→ **DIRECTIONS**
Please transcribe the records below word for word, starting at their first line and ending at the line that contains "person-card-icon xyxy=(67,32,86,50)", with both of those lines included.

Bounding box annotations
------------------------------------------------------------

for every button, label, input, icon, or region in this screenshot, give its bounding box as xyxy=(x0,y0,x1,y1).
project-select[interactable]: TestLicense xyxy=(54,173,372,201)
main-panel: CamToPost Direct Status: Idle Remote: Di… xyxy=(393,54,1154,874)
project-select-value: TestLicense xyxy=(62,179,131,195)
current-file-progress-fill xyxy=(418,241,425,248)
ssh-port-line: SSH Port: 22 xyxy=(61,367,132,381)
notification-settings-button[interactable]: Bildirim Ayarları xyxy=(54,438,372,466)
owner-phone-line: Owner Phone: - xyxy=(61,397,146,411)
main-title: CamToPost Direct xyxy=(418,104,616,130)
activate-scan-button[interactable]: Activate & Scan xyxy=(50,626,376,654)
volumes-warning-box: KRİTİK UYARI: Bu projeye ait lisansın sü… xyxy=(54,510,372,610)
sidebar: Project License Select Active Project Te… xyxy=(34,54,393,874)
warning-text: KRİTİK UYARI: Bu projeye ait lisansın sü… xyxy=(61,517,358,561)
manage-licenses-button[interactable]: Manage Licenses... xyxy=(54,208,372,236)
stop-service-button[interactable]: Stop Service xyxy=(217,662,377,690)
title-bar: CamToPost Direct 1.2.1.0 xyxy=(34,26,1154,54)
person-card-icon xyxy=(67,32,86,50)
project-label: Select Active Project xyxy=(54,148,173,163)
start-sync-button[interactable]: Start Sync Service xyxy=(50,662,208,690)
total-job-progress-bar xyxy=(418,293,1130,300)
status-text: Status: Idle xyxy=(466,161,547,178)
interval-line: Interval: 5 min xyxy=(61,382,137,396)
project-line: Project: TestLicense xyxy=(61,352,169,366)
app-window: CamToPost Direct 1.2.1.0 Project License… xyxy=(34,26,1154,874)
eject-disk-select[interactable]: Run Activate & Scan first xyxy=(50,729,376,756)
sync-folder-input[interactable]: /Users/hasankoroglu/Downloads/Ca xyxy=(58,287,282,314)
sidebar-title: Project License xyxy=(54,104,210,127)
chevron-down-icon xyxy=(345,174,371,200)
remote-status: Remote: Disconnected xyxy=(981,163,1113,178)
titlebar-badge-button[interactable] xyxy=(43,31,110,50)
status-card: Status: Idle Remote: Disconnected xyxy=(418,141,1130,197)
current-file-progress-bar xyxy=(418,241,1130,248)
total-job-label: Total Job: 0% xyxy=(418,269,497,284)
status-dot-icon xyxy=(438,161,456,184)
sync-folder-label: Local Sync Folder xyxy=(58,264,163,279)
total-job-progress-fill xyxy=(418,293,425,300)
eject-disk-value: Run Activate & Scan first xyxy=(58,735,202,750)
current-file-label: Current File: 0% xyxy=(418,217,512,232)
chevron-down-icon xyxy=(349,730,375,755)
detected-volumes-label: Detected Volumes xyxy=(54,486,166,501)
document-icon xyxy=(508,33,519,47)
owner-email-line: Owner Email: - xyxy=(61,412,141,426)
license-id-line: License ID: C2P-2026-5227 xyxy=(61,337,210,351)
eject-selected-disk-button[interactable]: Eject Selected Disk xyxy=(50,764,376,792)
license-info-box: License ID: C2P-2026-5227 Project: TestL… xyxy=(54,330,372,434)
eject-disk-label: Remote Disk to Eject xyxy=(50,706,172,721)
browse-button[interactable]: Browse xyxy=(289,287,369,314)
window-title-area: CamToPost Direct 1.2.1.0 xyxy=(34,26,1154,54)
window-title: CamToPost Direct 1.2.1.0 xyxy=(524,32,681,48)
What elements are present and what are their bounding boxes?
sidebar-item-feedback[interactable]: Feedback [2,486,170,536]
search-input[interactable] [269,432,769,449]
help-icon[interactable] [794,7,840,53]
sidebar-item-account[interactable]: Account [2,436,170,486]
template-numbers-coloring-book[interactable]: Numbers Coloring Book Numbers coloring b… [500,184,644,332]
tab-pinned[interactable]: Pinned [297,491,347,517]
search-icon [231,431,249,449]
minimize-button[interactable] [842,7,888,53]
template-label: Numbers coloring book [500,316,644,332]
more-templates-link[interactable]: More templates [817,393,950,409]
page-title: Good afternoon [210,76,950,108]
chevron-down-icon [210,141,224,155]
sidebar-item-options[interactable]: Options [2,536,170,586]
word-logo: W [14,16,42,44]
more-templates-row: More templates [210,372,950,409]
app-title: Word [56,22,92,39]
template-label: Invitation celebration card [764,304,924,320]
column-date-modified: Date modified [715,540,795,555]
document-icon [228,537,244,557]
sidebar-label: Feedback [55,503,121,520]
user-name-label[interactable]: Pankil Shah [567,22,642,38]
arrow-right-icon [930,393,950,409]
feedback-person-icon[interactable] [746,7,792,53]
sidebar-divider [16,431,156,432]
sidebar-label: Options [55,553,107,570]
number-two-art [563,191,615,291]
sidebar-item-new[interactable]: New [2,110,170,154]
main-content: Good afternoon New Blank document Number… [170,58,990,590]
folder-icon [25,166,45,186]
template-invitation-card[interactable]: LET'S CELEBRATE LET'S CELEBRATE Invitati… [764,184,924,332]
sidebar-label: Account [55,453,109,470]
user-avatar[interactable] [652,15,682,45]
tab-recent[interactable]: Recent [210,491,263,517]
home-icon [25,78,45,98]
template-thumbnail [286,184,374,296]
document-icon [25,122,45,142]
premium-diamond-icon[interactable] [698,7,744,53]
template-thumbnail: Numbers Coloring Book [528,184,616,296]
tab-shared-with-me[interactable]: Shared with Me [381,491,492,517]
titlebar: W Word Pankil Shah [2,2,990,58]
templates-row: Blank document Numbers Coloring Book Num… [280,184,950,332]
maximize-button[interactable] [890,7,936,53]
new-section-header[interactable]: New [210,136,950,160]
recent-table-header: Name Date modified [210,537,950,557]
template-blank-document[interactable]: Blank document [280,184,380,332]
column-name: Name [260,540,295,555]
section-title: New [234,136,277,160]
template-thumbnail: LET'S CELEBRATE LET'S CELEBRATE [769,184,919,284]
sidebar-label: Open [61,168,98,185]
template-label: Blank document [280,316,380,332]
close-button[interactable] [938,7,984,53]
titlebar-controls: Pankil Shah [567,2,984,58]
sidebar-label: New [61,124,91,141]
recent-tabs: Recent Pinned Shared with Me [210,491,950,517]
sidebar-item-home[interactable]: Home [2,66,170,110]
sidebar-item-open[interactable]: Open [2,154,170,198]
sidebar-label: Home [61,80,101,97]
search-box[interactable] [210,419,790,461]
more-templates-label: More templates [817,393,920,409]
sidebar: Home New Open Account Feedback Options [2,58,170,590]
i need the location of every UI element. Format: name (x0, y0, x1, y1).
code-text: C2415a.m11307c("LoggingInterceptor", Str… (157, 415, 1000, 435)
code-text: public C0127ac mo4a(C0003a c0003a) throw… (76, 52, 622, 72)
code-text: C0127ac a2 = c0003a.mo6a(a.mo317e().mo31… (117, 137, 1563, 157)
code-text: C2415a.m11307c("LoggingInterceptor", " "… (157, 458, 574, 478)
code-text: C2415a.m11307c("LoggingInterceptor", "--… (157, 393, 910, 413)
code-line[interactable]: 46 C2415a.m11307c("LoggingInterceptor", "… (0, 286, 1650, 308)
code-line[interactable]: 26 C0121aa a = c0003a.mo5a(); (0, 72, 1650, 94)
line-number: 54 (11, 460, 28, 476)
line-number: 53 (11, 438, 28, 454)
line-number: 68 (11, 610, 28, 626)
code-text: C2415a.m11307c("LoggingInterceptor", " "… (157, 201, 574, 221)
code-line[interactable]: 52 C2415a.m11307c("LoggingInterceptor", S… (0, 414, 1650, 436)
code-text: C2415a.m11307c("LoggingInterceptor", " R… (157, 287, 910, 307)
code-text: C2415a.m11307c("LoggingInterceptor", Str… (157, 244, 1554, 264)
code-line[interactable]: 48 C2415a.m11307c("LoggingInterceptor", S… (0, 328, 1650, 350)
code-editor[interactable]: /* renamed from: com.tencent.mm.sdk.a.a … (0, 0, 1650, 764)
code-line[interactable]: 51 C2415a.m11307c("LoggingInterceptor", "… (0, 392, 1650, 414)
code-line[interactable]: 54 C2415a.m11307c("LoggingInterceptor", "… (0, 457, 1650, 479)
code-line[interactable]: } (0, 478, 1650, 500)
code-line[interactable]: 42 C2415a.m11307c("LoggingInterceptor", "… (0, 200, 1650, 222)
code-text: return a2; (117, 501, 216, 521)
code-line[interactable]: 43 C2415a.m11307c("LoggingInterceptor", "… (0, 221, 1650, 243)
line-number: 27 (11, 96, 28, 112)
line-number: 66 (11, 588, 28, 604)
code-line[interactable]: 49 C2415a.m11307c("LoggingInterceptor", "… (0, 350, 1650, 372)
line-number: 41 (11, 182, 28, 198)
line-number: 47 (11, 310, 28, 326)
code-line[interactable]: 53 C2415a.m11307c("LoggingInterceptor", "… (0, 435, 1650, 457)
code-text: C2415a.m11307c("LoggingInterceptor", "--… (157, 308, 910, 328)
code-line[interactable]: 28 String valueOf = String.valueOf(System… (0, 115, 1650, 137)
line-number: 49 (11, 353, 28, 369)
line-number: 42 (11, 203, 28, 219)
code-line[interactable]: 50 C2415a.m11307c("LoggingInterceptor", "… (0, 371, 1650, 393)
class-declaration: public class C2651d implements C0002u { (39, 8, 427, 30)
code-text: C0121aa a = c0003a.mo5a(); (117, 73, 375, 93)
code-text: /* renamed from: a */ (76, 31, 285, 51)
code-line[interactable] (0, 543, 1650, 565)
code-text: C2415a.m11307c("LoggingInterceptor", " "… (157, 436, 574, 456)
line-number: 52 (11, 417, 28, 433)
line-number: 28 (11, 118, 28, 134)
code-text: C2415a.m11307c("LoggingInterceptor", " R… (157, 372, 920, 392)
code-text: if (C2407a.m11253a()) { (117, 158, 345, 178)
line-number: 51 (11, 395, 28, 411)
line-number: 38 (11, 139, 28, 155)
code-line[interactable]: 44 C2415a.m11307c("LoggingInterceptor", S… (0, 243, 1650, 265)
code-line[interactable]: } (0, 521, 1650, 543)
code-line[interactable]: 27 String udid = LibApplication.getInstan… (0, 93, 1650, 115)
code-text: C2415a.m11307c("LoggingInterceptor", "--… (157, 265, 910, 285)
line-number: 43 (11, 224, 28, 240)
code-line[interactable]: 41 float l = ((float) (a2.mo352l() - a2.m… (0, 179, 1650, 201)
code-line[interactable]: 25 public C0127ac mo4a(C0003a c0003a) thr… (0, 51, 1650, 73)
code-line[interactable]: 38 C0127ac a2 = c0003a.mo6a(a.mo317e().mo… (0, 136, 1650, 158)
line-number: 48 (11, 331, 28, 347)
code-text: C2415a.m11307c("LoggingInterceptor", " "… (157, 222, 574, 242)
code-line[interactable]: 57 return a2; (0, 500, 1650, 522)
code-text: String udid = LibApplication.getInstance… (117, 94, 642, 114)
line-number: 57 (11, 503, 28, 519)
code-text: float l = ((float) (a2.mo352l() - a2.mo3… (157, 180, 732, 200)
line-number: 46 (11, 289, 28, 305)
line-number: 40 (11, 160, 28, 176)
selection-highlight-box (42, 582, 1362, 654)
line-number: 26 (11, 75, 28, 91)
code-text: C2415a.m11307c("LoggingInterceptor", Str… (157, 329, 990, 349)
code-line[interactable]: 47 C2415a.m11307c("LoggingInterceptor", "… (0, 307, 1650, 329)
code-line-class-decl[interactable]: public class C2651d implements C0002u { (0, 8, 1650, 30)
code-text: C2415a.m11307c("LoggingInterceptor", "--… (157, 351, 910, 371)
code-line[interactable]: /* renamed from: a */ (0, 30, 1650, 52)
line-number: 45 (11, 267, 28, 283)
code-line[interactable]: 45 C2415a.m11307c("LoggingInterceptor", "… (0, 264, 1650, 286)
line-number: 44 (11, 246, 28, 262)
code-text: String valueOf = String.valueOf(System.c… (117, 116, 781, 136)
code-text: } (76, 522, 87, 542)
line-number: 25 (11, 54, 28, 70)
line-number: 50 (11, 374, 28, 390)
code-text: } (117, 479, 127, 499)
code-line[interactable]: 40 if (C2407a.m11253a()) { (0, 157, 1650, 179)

------------------------------------------------------------

→ **ANSWER FOR THIS EXERCISE**
for every button, label, input, icon, or region in this screenshot, give its bounding box as xyxy=(x0,y0,x1,y1).
project-select[interactable]: TestLicense xyxy=(54,173,372,201)
main-panel: CamToPost Direct Status: Idle Remote: Di… xyxy=(393,54,1154,874)
project-select-value: TestLicense xyxy=(62,179,131,195)
current-file-progress-fill xyxy=(418,241,425,248)
ssh-port-line: SSH Port: 22 xyxy=(61,367,132,381)
notification-settings-button[interactable]: Bildirim Ayarları xyxy=(54,438,372,466)
owner-phone-line: Owner Phone: - xyxy=(61,397,146,411)
main-title: CamToPost Direct xyxy=(418,104,616,130)
activate-scan-button[interactable]: Activate & Scan xyxy=(50,626,376,654)
volumes-warning-box: KRİTİK UYARI: Bu projeye ait lisansın sü… xyxy=(54,510,372,610)
sidebar: Project License Select Active Project Te… xyxy=(34,54,393,874)
warning-text: KRİTİK UYARI: Bu projeye ait lisansın sü… xyxy=(61,517,358,561)
manage-licenses-button[interactable]: Manage Licenses... xyxy=(54,208,372,236)
stop-service-button[interactable]: Stop Service xyxy=(217,662,377,690)
title-bar: CamToPost Direct 1.2.1.0 xyxy=(34,26,1154,54)
person-card-icon xyxy=(67,32,86,50)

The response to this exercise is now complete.